**** SUPPLIED RECORDS

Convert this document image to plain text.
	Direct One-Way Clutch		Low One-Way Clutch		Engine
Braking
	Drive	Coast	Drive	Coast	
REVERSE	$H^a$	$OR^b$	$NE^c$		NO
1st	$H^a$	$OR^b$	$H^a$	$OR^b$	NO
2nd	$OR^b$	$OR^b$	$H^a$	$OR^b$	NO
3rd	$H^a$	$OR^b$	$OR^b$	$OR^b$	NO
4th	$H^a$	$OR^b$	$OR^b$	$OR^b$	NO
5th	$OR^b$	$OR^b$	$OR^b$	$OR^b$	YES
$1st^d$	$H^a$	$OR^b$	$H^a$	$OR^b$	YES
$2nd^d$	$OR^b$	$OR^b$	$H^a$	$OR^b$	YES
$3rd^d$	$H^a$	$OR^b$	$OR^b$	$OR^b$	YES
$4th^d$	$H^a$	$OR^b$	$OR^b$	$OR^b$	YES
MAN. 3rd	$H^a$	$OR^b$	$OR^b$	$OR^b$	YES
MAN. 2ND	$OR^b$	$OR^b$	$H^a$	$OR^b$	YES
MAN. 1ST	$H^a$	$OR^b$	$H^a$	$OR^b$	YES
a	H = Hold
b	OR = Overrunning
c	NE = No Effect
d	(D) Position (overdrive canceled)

********

* [GIVEN REQUEST]: Write out the whole listing exactly.

* [SOLUTION TO THE EXERCISE]:
Convert this document image to plain text.
	Direct One-Way Clutch		Low One-Way Clutch		Engine
Braking
	Drive	Coast	Drive	Coast	
REVERSE	$H^a$	$OR^b$	$NE^c$		NO
1st	$H^a$	$OR^b$	$H^a$	$OR^b$	NO
2nd	$OR^b$	$OR^b$	$H^a$	$OR^b$	NO
3rd	$H^a$	$OR^b$	$OR^b$	$OR^b$	NO
4th	$H^a$	$OR^b$	$OR^b$	$OR^b$	NO
5th	$OR^b$	$OR^b$	$OR^b$	$OR^b$	YES
$1st^d$	$H^a$	$OR^b$	$H^a$	$OR^b$	YES
$2nd^d$	$OR^b$	$OR^b$	$H^a$	$OR^b$	YES
$3rd^d$	$H^a$	$OR^b$	$OR^b$	$OR^b$	YES
$4th^d$	$H^a$	$OR^b$	$OR^b$	$OR^b$	YES
MAN. 3rd	$H^a$	$OR^b$	$OR^b$	$OR^b$	YES
MAN. 2ND	$OR^b$	$OR^b$	$H^a$	$OR^b$	YES
MAN. 1ST	$H^a$	$OR^b$	$H^a$	$OR^b$	YES
a	H = Hold
b	OR = Overrunning
c	NE = No Effect
d	(D) Position (overdrive canceled)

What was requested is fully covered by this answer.